═════ DATA ROWS

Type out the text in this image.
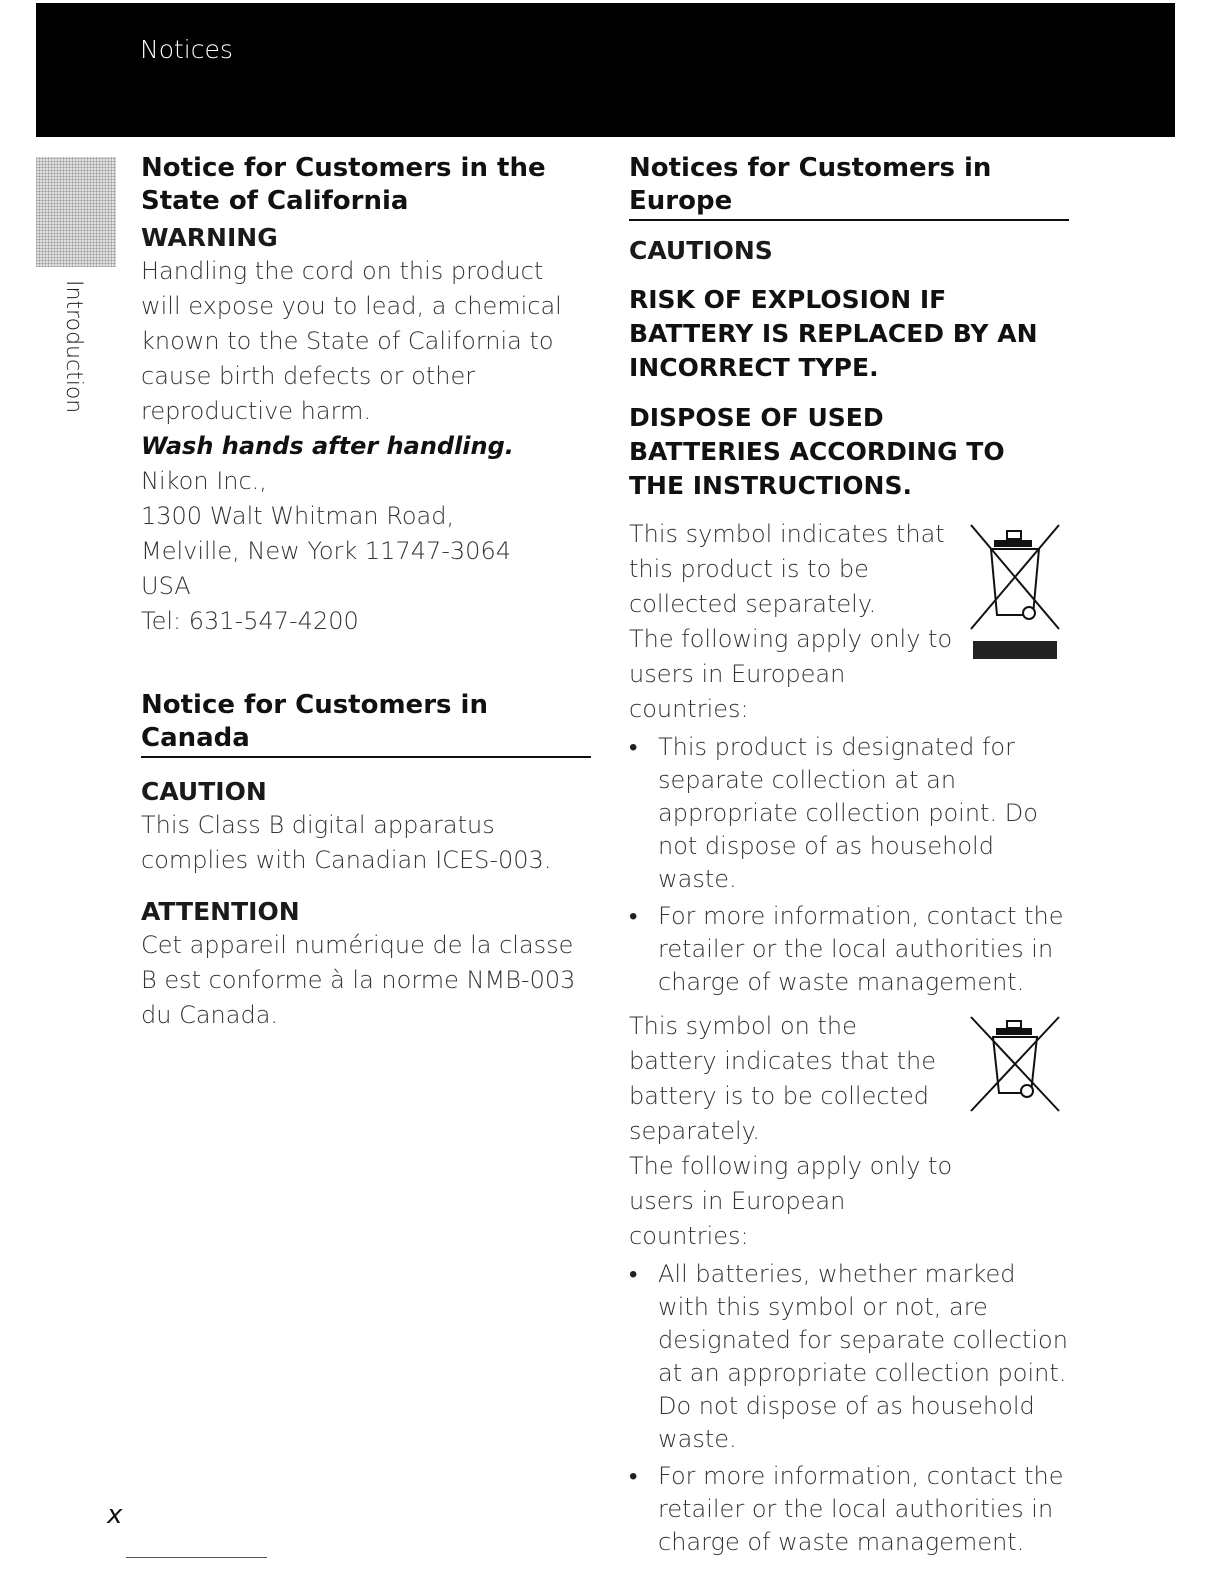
Notices
Introduction
Notice for Customers in the State of California
WARNING

Handling the cord on this product will expose you to lead, a chemical known to the State of California to cause birth defects or other reproductive harm.

Wash hands after handling.

Nikon Inc.,

1300 Walt Whitman Road,

Melville, New York 11747-3064

USA

Tel: 631-547-4200

Notice for Customers in Canada
CAUTION

This Class B digital apparatus complies with Canadian ICES-003.

ATTENTION

Cet appareil numérique de la classe B est conforme à la norme NMB-003 du Canada.

Notices for Customers in Europe
CAUTIONS

RISK OF EXPLOSION IF BATTERY IS REPLACED BY AN INCORRECT TYPE.

DISPOSE OF USED BATTERIES ACCORDING TO THE INSTRUCTIONS.

This symbol indicates that this product is to be collected separately.

The following apply only to users in European countries:

• This product is designated for separate collection at an appropriate collection point. Do not dispose of as household waste.
• For more information, contact the retailer or the local authorities in charge of waste management.

This symbol on the battery indicates that the battery is to be collected separately.

The following apply only to users in European countries:

• All batteries, whether marked with this symbol or not, are designated for separate collection at an appropriate collection point. Do not dispose of as household waste.
• For more information, contact the retailer or the local authorities in charge of waste management.
x
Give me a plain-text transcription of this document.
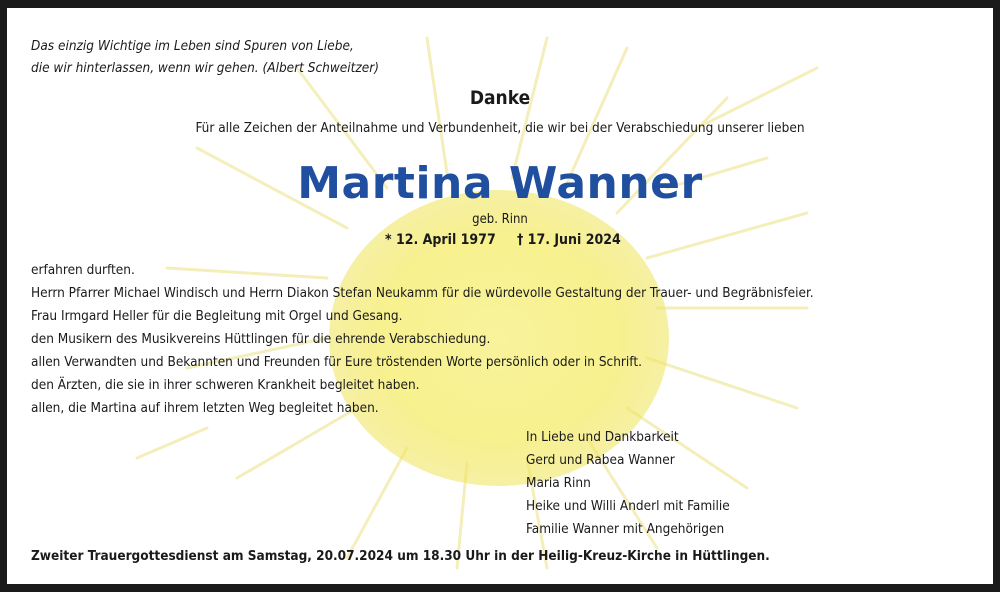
Das einzig Wichtige im Leben sind Spuren von Liebe,
die wir hinterlassen, wenn wir gehen. (Albert Schweitzer)
Danke
Für alle Zeichen der Anteilnahme und Verbundenheit, die wir bei der Verabschiedung unserer lieben
Martina Wanner
geb. Rinn
* 12. April 1977 † 17. Juni 2024
erfahren durften.
Herrn Pfarrer Michael Windisch und Herrn Diakon Stefan Neukamm für die würdevolle Gestaltung der Trauer- und Begräbnisfeier.
Frau Irmgard Heller für die Begleitung mit Orgel und Gesang.
den Musikern des Musikvereins Hüttlingen für die ehrende Verabschiedung.
allen Verwandten und Bekannten und Freunden für Eure tröstenden Worte persönlich oder in Schrift.
den Ärzten, die sie in ihrer schweren Krankheit begleitet haben.
allen, die Martina auf ihrem letzten Weg begleitet haben.
In Liebe und Dankbarkeit
Gerd und Rabea Wanner
Maria Rinn
Heike und Willi Anderl mit Familie
Familie Wanner mit Angehörigen
Zweiter Trauergottesdienst am Samstag, 20.07.2024 um 18.30 Uhr in der Heilig-Kreuz-Kirche in Hüttlingen.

══════════

▸ EXERCISE
Set the data above down again exactly as given, with no pictures.

▸ SOLUTION BELOW
Type out the text in this image.
Notices
Introduction
Notice for Customers in the State of California
WARNING

Handling the cord on this product will expose you to lead, a chemical known to the State of California to cause birth defects or other reproductive harm.

Wash hands after handling.

Nikon Inc.,

1300 Walt Whitman Road,

Melville, New York 11747-3064

USA

Tel: 631-547-4200

Notice for Customers in Canada
CAUTION

This Class B digital apparatus complies with Canadian ICES-003.

ATTENTION

Cet appareil numérique de la classe B est conforme à la norme NMB-003 du Canada.

Notices for Customers in Europe
CAUTIONS

RISK OF EXPLOSION IF BATTERY IS REPLACED BY AN INCORRECT TYPE.

DISPOSE OF USED BATTERIES ACCORDING TO THE INSTRUCTIONS.

This symbol indicates that this product is to be collected separately.

The following apply only to users in European countries:

• This product is designated for separate collection at an appropriate collection point. Do not dispose of as household waste.
• For more information, contact the retailer or the local authorities in charge of waste management.

This symbol on the battery indicates that the battery is to be collected separately.

The following apply only to users in European countries:

• All batteries, whether marked with this symbol or not, are designated for separate collection at an appropriate collection point. Do not dispose of as household waste.
• For more information, contact the retailer or the local authorities in charge of waste management.
x
Give me a plain-text transcription of this document.
Das einzig Wichtige im Leben sind Spuren von Liebe,
die wir hinterlassen, wenn wir gehen. (Albert Schweitzer)
Danke
Für alle Zeichen der Anteilnahme und Verbundenheit, die wir bei der Verabschiedung unserer lieben
Martina Wanner
geb. Rinn
* 12. April 1977 † 17. Juni 2024
erfahren durften.
Herrn Pfarrer Michael Windisch und Herrn Diakon Stefan Neukamm für die würdevolle Gestaltung der Trauer- und Begräbnisfeier.
Frau Irmgard Heller für die Begleitung mit Orgel und Gesang.
den Musikern des Musikvereins Hüttlingen für die ehrende Verabschiedung.
allen Verwandten und Bekannten und Freunden für Eure tröstenden Worte persönlich oder in Schrift.
den Ärzten, die sie in ihrer schweren Krankheit begleitet haben.
allen, die Martina auf ihrem letzten Weg begleitet haben.
In Liebe und Dankbarkeit
Gerd und Rabea Wanner
Maria Rinn
Heike und Willi Anderl mit Familie
Familie Wanner mit Angehörigen
Zweiter Trauergottesdienst am Samstag, 20.07.2024 um 18.30 Uhr in der Heilig-Kreuz-Kirche in Hüttlingen.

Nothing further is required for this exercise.